▸ OBJECTIVE
Go through the records and show each line where the word "document" occurs.

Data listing
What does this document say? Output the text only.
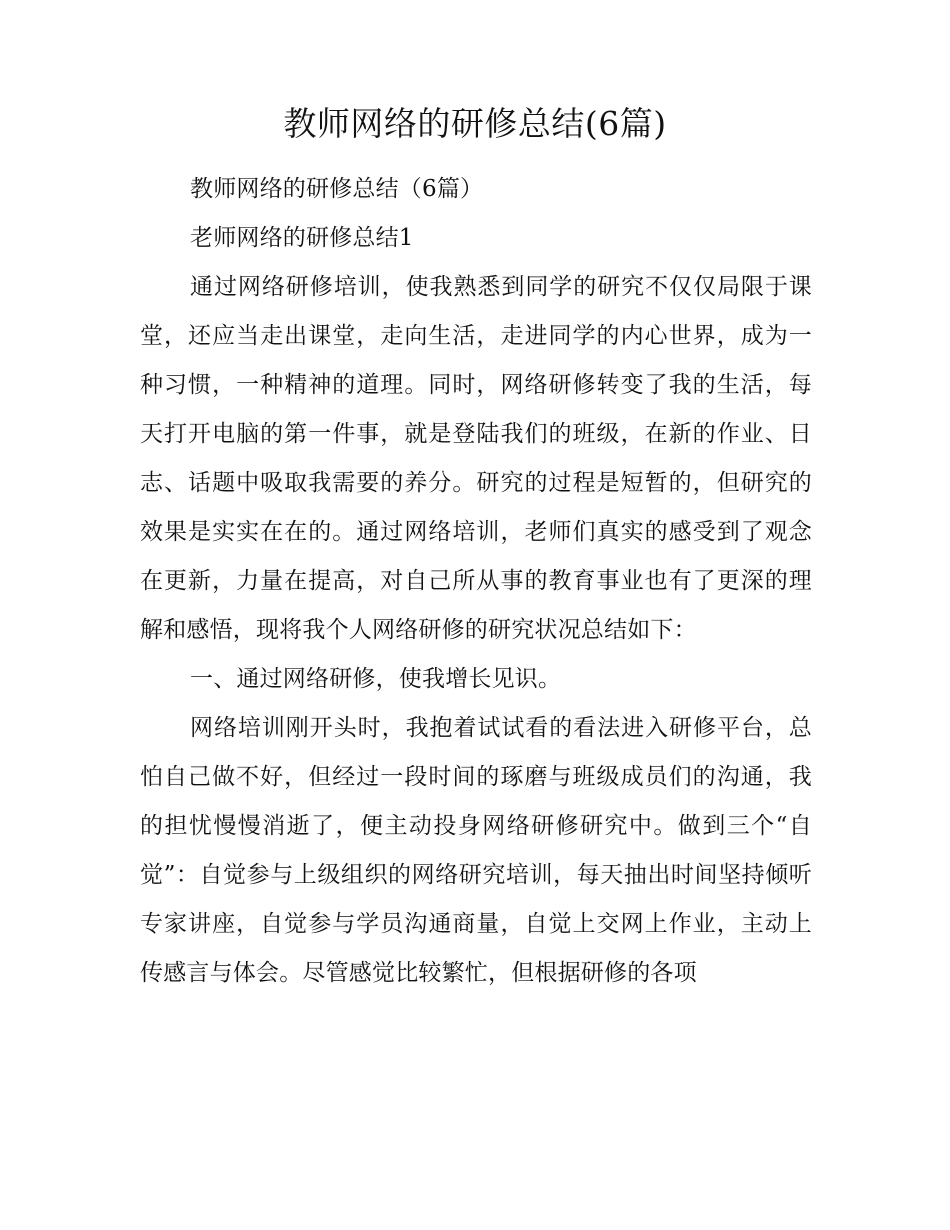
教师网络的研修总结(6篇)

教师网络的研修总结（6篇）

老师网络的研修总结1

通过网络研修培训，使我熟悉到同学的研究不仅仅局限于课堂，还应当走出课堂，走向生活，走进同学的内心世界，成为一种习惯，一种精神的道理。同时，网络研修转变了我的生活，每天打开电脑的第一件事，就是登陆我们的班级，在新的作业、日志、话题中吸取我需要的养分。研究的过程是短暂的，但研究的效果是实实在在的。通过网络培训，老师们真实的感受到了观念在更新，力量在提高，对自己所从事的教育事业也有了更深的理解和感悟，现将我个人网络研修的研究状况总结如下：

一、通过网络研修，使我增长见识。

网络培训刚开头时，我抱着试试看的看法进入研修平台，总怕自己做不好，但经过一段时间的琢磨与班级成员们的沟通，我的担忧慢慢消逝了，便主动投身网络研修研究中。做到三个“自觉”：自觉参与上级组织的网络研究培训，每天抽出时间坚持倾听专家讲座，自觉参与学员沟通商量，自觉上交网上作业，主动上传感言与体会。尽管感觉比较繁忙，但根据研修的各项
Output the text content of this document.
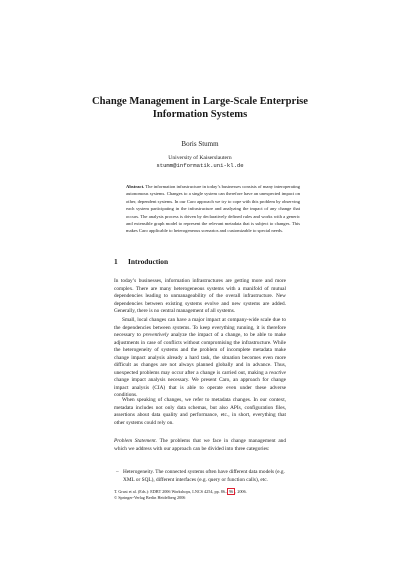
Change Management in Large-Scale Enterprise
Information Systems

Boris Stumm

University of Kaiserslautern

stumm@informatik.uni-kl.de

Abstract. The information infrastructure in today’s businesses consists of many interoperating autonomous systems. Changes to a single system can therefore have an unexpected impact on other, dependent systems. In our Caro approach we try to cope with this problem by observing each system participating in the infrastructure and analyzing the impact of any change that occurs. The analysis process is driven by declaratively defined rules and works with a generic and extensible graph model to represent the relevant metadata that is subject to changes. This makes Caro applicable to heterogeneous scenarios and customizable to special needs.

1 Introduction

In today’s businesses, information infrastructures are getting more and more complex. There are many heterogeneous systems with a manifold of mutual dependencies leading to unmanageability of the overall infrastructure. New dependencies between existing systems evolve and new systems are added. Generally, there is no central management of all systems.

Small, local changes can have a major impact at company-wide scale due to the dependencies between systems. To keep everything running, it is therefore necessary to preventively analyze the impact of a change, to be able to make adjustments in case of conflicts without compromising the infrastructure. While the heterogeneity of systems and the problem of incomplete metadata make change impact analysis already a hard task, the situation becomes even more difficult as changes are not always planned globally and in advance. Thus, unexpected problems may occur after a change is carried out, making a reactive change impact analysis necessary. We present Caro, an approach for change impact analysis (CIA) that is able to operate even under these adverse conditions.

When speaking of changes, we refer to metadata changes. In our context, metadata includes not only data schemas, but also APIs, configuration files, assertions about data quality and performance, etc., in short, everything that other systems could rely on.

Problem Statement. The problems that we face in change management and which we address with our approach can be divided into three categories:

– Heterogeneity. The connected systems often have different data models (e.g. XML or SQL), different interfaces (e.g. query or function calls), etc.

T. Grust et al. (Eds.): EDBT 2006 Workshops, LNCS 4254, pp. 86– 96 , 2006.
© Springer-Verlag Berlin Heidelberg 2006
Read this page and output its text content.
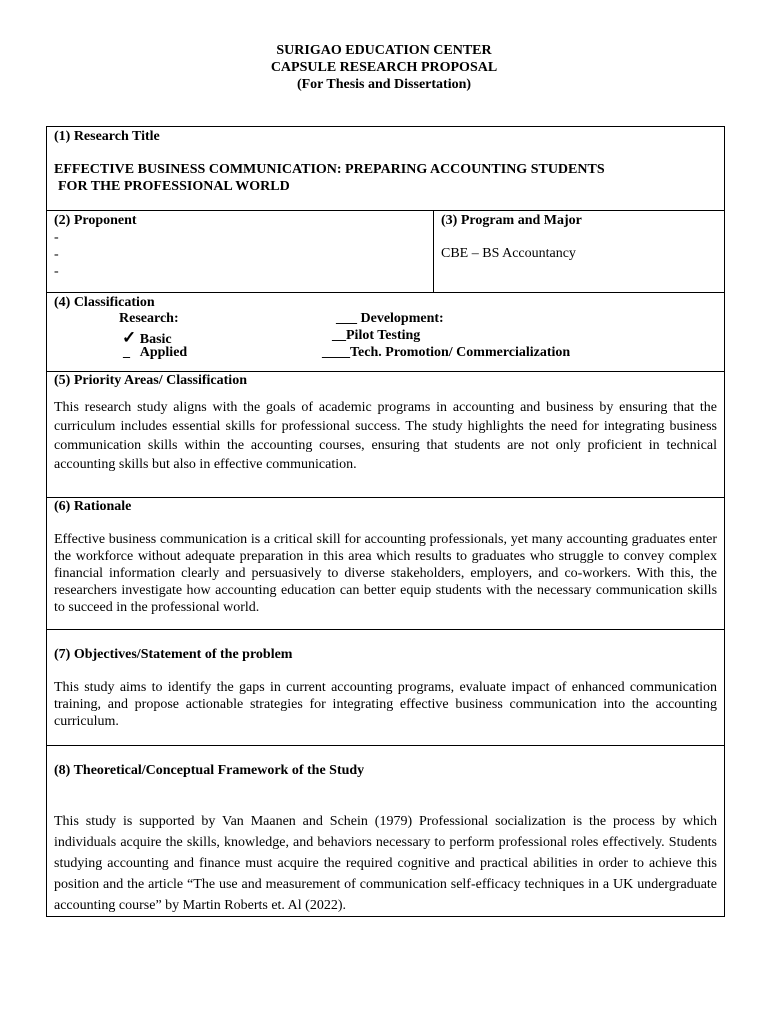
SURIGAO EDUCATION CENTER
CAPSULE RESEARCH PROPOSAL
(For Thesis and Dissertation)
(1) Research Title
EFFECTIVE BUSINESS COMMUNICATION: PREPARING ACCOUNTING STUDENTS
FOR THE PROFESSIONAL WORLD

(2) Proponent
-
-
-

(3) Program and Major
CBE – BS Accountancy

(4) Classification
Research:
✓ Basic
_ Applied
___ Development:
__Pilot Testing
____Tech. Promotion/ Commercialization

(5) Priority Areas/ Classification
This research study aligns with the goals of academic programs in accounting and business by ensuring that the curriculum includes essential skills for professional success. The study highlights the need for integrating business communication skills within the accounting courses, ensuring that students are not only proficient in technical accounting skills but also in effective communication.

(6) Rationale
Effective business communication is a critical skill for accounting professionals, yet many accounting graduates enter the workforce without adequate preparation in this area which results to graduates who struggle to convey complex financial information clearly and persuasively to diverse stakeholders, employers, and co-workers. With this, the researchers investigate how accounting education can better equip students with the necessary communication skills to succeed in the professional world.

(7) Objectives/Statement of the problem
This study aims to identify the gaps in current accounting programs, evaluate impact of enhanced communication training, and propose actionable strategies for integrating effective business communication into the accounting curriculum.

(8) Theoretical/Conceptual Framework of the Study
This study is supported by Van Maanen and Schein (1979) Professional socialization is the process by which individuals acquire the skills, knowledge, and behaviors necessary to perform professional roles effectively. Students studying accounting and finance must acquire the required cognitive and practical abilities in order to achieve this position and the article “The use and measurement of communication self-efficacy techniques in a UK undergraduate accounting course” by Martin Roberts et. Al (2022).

▸ SOLVED EXERCISE
What does this document say? Output the text only.
Output the text content of this document.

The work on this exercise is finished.